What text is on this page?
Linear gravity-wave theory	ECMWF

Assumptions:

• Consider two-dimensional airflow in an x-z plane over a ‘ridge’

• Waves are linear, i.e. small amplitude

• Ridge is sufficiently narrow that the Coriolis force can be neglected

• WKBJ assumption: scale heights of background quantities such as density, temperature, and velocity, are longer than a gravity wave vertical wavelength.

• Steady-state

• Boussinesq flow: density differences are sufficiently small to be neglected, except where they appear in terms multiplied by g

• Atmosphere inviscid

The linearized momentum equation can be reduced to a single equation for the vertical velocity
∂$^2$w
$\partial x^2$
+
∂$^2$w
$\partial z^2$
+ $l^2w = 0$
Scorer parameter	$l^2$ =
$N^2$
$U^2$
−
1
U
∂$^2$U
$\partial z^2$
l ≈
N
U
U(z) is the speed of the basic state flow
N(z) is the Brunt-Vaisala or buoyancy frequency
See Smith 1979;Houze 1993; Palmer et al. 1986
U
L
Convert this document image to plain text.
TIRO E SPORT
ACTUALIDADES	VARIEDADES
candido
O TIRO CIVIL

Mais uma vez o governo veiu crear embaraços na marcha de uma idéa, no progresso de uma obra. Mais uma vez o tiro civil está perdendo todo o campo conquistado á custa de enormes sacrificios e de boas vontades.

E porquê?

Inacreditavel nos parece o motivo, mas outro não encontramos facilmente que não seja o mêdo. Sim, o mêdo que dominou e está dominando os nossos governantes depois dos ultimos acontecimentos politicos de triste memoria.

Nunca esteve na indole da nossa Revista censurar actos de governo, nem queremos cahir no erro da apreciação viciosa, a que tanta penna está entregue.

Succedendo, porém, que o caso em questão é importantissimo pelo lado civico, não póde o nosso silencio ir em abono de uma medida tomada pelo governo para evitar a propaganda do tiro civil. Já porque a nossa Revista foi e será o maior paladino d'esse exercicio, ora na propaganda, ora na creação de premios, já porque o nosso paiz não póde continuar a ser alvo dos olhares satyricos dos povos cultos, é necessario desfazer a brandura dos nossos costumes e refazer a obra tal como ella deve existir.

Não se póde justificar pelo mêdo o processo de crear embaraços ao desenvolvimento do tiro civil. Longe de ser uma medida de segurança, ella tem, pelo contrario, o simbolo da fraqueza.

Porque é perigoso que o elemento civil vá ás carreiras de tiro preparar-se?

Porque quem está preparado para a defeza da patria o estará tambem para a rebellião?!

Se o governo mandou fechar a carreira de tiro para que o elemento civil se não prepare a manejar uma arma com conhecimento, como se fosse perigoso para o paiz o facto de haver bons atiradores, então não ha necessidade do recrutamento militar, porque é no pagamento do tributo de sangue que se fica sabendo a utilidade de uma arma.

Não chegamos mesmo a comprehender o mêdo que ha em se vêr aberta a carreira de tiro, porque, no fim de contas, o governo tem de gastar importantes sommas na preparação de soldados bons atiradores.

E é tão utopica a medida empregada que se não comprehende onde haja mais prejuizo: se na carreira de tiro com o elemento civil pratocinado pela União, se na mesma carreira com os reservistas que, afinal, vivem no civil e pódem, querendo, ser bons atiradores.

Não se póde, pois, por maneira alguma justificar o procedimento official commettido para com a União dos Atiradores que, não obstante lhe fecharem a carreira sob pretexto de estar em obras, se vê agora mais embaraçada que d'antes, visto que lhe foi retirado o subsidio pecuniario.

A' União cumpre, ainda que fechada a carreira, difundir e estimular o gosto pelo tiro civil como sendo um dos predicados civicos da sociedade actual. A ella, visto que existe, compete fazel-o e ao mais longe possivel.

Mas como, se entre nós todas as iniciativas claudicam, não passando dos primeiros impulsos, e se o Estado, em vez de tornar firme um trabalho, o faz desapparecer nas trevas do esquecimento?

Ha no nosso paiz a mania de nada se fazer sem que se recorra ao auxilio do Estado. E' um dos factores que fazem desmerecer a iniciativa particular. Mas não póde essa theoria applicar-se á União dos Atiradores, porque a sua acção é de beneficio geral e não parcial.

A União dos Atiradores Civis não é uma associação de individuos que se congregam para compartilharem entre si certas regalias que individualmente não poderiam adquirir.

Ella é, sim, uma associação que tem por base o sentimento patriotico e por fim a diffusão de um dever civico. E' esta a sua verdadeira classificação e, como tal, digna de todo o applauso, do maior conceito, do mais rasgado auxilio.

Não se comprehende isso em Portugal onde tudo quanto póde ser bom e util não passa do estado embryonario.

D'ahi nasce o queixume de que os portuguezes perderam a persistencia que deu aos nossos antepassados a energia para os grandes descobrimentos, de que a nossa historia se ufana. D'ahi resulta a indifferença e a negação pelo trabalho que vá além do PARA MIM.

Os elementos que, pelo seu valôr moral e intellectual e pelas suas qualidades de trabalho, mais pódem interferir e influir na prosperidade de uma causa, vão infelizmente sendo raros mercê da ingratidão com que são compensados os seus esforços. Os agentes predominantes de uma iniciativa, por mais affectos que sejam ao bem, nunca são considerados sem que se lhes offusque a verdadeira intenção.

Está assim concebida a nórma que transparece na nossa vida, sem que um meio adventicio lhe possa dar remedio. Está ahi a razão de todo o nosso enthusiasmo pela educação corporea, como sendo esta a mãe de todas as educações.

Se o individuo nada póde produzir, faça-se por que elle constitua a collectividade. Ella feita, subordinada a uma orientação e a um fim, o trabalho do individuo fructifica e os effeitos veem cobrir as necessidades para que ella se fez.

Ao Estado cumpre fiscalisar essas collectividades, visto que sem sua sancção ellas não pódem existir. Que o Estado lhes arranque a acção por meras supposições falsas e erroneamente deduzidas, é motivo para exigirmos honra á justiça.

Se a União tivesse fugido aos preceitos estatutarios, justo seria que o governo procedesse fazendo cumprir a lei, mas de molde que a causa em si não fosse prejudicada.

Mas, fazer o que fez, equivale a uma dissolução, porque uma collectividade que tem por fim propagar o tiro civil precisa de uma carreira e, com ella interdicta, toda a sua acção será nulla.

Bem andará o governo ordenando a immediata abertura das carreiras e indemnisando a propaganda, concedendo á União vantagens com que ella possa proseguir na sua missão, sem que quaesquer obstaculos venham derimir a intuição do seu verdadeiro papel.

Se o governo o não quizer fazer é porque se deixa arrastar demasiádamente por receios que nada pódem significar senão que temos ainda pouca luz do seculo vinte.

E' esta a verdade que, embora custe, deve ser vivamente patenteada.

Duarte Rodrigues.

**YOUR INSTRUCTIONS**
Pick out all lines containing the string "auxilio".

**RESPONSE**
Ha no nosso paiz a mania de nada se fazer sem que se recorra ao auxilio do Estado. E' um dos factores que fazem desmerecer a iniciativa particular. Mas não póde essa theoria applicar-se á União dos Atiradores, porque a sua acção é de beneficio geral e não parcial.
Ella é, sim, uma associação que tem por base o sentimento patriotico e por fim a diffusão de um dever civico. E' esta a sua verdadeira classificação e, como tal, digna de todo o applauso, do maior conceito, do mais rasgado auxilio.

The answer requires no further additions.